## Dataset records
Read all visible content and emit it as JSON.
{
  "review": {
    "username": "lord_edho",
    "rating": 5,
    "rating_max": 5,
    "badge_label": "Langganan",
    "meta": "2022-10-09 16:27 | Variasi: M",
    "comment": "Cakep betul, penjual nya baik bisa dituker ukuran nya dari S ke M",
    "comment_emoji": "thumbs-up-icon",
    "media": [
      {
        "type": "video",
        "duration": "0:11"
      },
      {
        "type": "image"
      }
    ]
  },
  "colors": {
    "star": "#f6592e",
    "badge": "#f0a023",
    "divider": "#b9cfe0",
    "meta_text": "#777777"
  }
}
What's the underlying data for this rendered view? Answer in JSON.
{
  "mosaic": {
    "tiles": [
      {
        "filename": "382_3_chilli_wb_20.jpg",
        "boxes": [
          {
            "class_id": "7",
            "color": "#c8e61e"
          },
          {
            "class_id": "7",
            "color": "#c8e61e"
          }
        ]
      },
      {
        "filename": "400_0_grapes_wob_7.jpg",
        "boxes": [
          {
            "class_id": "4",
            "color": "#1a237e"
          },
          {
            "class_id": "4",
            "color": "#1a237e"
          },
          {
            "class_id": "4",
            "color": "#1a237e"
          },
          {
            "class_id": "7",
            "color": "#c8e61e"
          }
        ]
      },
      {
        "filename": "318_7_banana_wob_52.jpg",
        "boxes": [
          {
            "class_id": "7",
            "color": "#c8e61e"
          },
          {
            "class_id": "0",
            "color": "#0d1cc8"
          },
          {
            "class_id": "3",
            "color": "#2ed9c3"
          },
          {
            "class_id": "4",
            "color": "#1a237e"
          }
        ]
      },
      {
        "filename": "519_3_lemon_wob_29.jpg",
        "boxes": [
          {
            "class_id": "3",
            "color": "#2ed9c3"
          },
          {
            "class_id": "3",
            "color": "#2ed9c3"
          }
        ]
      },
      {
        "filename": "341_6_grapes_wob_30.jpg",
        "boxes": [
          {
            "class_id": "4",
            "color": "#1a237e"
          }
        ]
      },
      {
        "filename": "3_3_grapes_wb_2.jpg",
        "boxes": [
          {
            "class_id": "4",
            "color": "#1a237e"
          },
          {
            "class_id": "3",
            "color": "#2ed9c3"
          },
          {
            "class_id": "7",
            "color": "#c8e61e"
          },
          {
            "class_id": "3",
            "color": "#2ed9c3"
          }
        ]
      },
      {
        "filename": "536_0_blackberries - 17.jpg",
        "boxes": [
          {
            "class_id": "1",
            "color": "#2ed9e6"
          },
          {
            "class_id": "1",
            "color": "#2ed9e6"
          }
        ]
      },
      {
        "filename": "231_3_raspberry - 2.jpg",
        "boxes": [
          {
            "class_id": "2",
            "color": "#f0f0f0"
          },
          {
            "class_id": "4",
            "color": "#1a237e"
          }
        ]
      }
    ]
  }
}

## PROBLEM DESCRIPTION
Transcribe the whole listing with nothing added or left out.

## EXERCISE RESPONSE
Read all visible content and emit it as JSON.
{
  "review": {
    "username": "lord_edho",
    "rating": 5,
    "rating_max": 5,
    "badge_label": "Langganan",
    "meta": "2022-10-09 16:27 | Variasi: M",
    "comment": "Cakep betul, penjual nya baik bisa dituker ukuran nya dari S ke M",
    "comment_emoji": "thumbs-up-icon",
    "media": [
      {
        "type": "video",
        "duration": "0:11"
      },
      {
        "type": "image"
      }
    ]
  },
  "colors": {
    "star": "#f6592e",
    "badge": "#f0a023",
    "divider": "#b9cfe0",
    "meta_text": "#777777"
  }
}
What's the underlying data for this rendered view? Answer in JSON.
{
  "mosaic": {
    "tiles": [
      {
        "filename": "382_3_chilli_wb_20.jpg",
        "boxes": [
          {
            "class_id": "7",
            "color": "#c8e61e"
          },
          {
            "class_id": "7",
            "color": "#c8e61e"
          }
        ]
      },
      {
        "filename": "400_0_grapes_wob_7.jpg",
        "boxes": [
          {
            "class_id": "4",
            "color": "#1a237e"
          },
          {
            "class_id": "4",
            "color": "#1a237e"
          },
          {
            "class_id": "4",
            "color": "#1a237e"
          },
          {
            "class_id": "7",
            "color": "#c8e61e"
          }
        ]
      },
      {
        "filename": "318_7_banana_wob_52.jpg",
        "boxes": [
          {
            "class_id": "7",
            "color": "#c8e61e"
          },
          {
            "class_id": "0",
            "color": "#0d1cc8"
          },
          {
            "class_id": "3",
            "color": "#2ed9c3"
          },
          {
            "class_id": "4",
            "color": "#1a237e"
          }
        ]
      },
      {
        "filename": "519_3_lemon_wob_29.jpg",
        "boxes": [
          {
            "class_id": "3",
            "color": "#2ed9c3"
          },
          {
            "class_id": "3",
            "color": "#2ed9c3"
          }
        ]
      },
      {
        "filename": "341_6_grapes_wob_30.jpg",
        "boxes": [
          {
            "class_id": "4",
            "color": "#1a237e"
          }
        ]
      },
      {
        "filename": "3_3_grapes_wb_2.jpg",
        "boxes": [
          {
            "class_id": "4",
            "color": "#1a237e"
          },
          {
            "class_id": "3",
            "color": "#2ed9c3"
          },
          {
            "class_id": "7",
            "color": "#c8e61e"
          },
          {
            "class_id": "3",
            "color": "#2ed9c3"
          }
        ]
      },
      {
        "filename": "536_0_blackberries - 17.jpg",
        "boxes": [
          {
            "class_id": "1",
            "color": "#2ed9e6"
          },
          {
            "class_id": "1",
            "color": "#2ed9e6"
          }
        ]
      },
      {
        "filename": "231_3_raspberry - 2.jpg",
        "boxes": [
          {
            "class_id": "2",
            "color": "#f0f0f0"
          },
          {
            "class_id": "4",
            "color": "#1a237e"
          }
        ]
      }
    ]
  }
}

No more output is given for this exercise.